_Problem requirements:_
Report each line of the data that has "document" somewhere in it.

_Excerpted data:_
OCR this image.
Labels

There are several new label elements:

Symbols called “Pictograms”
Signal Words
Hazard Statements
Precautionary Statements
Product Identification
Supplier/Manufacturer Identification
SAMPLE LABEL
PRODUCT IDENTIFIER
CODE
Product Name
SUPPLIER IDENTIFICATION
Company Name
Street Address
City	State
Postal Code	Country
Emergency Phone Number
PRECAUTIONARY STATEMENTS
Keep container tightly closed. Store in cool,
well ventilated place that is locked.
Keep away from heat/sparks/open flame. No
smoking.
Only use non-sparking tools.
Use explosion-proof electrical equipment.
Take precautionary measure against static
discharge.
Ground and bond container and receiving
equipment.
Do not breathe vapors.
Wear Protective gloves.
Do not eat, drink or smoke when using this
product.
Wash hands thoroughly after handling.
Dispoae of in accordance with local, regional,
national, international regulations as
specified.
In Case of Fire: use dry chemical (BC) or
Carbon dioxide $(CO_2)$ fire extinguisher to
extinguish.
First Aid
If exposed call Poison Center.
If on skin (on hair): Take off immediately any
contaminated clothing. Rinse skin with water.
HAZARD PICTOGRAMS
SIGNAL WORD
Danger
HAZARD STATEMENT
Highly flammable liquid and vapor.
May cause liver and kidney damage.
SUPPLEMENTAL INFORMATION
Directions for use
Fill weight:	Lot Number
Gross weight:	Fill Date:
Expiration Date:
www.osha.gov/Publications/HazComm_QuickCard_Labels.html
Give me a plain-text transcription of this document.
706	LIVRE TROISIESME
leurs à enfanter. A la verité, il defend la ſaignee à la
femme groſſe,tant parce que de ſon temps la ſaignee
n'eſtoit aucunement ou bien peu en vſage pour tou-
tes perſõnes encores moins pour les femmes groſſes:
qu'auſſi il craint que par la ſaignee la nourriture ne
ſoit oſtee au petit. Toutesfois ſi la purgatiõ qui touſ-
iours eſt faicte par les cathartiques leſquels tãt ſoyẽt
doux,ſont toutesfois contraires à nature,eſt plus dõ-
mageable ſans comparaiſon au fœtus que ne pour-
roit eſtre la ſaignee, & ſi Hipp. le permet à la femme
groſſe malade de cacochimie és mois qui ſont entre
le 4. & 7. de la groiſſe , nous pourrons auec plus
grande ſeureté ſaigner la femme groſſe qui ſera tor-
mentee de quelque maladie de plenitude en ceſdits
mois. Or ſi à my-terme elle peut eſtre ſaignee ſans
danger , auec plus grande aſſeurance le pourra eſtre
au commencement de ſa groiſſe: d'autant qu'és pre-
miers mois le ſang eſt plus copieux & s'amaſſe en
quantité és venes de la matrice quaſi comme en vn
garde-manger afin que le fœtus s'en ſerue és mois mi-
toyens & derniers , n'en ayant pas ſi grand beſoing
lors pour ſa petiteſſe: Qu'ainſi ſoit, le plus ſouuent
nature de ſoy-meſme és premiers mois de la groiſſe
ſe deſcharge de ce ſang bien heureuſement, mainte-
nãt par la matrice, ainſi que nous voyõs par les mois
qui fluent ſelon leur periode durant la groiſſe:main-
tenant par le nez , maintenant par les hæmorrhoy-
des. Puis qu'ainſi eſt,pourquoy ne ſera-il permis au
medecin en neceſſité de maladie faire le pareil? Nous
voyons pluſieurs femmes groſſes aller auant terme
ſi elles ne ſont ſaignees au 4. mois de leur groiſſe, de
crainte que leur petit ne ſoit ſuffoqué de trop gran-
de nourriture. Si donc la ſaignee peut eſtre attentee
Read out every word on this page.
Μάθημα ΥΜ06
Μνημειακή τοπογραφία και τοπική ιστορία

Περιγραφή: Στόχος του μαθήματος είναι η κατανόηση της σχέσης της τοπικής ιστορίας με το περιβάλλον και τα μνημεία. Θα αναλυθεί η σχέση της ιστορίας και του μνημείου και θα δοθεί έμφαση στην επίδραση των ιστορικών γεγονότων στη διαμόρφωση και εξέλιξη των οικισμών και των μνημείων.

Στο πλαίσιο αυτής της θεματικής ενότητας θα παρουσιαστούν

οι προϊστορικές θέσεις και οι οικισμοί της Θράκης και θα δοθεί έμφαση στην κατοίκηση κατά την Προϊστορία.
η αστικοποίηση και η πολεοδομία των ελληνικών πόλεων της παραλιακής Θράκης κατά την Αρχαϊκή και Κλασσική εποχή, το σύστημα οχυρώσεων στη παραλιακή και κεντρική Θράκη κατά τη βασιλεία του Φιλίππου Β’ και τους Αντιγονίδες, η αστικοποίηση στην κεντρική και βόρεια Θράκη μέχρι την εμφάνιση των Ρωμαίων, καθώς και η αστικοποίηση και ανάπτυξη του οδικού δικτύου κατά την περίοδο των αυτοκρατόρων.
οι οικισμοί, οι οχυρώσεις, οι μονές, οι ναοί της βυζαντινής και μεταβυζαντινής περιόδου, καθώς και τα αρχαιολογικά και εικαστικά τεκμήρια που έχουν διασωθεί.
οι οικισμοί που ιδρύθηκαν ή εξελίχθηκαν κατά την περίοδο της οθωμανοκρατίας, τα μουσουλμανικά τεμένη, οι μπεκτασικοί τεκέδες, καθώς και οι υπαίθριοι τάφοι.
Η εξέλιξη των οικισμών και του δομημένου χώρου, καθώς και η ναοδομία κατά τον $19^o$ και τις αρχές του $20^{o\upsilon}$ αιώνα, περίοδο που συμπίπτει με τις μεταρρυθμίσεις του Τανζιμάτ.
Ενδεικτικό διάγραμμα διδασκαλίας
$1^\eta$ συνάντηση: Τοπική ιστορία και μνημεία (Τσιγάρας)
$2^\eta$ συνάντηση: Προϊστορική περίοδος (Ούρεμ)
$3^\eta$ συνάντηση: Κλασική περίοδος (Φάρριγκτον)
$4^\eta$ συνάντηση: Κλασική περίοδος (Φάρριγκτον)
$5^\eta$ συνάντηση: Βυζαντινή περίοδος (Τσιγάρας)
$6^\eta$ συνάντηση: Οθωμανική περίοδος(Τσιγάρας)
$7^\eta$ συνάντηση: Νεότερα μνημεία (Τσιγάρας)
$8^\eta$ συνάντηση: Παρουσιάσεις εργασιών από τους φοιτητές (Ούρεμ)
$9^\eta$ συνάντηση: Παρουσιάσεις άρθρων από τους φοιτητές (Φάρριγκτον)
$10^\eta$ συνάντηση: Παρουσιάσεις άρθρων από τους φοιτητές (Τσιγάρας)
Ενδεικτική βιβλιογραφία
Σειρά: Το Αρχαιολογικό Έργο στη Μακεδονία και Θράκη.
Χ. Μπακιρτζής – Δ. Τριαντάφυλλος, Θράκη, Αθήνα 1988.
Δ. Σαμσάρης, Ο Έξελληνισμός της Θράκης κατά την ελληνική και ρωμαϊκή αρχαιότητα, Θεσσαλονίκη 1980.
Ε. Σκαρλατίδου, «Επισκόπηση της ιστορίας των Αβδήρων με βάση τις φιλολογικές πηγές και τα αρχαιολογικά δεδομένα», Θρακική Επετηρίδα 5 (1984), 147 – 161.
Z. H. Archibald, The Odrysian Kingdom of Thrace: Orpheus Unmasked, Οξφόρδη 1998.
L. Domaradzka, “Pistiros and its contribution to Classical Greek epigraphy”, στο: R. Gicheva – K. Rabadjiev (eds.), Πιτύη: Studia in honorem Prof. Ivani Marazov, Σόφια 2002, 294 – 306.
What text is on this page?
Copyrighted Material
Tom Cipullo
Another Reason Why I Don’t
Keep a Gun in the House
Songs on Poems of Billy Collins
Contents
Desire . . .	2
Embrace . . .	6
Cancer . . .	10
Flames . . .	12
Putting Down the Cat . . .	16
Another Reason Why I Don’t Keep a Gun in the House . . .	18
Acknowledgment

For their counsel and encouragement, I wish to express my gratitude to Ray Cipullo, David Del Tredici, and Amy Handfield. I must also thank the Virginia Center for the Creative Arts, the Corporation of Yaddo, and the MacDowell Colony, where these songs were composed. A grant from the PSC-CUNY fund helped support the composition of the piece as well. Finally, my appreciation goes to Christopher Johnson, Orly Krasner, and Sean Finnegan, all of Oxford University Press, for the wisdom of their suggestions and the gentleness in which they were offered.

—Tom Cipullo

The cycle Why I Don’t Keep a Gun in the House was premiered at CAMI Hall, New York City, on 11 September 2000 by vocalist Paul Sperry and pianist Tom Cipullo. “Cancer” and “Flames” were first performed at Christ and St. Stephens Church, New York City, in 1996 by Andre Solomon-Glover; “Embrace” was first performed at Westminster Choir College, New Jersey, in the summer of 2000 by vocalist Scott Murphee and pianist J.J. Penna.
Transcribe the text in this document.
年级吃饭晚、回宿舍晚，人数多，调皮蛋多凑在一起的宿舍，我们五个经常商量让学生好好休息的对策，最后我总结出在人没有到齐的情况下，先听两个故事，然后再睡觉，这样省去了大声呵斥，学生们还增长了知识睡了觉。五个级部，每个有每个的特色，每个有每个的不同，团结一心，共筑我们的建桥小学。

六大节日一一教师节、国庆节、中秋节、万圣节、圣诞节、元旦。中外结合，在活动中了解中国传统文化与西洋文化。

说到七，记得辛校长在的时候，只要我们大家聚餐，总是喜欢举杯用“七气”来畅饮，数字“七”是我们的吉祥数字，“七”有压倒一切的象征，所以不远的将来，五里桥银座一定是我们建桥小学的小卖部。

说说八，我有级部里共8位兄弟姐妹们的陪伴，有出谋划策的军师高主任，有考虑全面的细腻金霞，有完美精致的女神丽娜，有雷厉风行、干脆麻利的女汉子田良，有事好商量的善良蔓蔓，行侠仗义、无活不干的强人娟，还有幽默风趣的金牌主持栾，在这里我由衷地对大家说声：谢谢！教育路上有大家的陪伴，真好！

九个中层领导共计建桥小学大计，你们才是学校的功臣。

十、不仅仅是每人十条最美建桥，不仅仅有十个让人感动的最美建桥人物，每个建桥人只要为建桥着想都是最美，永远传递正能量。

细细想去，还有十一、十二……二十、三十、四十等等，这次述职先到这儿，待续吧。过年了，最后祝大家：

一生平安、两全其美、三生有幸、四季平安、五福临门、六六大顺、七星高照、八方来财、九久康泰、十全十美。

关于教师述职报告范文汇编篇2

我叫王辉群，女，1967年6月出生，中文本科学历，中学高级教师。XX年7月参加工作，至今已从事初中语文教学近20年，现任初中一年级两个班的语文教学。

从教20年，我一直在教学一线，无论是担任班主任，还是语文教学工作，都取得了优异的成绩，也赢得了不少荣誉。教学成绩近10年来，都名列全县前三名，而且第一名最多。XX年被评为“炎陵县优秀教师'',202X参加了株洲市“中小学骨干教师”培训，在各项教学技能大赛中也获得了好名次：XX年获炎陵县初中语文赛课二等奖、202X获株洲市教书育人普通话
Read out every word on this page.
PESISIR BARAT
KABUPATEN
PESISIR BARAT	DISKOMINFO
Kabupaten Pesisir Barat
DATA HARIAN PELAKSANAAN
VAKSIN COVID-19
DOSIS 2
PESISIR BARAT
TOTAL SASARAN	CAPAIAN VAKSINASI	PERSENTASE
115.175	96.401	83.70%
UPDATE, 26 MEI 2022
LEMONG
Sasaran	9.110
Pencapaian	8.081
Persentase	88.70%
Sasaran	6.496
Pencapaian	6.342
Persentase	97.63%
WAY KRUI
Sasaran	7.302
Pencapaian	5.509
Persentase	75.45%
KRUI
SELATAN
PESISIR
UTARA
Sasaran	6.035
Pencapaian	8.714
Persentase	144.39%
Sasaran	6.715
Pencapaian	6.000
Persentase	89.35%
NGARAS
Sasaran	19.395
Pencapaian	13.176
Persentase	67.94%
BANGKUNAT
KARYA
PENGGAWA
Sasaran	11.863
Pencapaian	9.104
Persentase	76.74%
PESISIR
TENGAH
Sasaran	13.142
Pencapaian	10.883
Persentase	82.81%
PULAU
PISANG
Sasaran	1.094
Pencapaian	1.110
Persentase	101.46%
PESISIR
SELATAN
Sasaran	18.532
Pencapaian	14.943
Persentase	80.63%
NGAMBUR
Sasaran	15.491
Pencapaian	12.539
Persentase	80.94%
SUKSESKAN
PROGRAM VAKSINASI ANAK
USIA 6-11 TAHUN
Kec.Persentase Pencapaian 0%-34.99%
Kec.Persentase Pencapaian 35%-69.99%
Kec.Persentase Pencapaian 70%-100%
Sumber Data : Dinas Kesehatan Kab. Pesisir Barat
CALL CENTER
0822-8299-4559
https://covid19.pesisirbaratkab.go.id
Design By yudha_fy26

_Final answer:_
Give me a plain-text transcription of this document.
Transcribe the text in this document.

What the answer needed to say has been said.